»»

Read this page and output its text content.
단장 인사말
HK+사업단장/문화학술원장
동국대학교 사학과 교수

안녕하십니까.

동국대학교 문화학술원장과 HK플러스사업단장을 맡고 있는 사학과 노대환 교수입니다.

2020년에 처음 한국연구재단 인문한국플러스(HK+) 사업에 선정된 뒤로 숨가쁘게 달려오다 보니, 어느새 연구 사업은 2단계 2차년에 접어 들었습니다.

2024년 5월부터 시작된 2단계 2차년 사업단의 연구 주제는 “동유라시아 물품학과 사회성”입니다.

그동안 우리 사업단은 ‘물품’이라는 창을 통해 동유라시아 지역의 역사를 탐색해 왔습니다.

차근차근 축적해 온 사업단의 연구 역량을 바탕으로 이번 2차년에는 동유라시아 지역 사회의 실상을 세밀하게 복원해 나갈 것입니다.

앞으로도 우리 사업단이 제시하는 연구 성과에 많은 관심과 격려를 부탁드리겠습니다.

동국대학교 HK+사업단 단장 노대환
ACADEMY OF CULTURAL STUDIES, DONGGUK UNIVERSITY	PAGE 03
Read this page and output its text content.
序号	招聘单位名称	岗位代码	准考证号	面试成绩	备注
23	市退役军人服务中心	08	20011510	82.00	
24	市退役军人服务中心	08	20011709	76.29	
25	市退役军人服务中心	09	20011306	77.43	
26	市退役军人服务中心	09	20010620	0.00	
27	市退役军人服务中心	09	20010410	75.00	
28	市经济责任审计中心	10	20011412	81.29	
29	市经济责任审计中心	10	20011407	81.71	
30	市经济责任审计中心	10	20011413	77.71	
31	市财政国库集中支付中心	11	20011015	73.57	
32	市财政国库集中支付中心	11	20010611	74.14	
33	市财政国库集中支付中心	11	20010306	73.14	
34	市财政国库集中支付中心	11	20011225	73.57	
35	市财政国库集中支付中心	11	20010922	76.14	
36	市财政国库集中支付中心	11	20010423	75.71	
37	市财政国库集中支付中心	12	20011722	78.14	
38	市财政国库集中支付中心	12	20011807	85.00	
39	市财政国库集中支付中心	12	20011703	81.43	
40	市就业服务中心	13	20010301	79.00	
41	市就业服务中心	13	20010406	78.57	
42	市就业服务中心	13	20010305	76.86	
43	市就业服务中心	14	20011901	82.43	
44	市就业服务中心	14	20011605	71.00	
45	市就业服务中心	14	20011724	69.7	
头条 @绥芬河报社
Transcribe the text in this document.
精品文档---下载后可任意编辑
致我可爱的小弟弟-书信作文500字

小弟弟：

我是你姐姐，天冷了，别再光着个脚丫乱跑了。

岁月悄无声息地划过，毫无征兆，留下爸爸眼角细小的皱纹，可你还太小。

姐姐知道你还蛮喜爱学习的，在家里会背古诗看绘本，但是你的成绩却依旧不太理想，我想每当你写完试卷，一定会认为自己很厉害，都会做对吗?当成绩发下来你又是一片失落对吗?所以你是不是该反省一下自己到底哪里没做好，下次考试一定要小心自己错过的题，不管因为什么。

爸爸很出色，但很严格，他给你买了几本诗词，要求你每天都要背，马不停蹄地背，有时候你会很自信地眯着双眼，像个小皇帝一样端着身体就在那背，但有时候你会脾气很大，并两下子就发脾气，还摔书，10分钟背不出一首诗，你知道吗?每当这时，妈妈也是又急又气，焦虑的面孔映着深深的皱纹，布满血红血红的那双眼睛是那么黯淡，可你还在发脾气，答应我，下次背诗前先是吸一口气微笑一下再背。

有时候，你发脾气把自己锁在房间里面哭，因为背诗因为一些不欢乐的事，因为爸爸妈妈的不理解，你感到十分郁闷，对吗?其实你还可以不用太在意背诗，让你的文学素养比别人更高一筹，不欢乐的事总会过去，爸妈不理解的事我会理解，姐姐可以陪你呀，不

««

YOUR OBJECTIVE: Copy every line of the material in which the word "市就业服务中心" occurs.

TASK SOLUTION:
40	市就业服务中心	13	20010301	79.00	
41	市就业服务中心	13	20010406	78.57	
42	市就业服务中心	13	20010305	76.86	
43	市就业服务中心	14	20011901	82.43	
44	市就业服务中心	14	20011605	71.00	
45	市就业服务中心	14	20011724	69.7	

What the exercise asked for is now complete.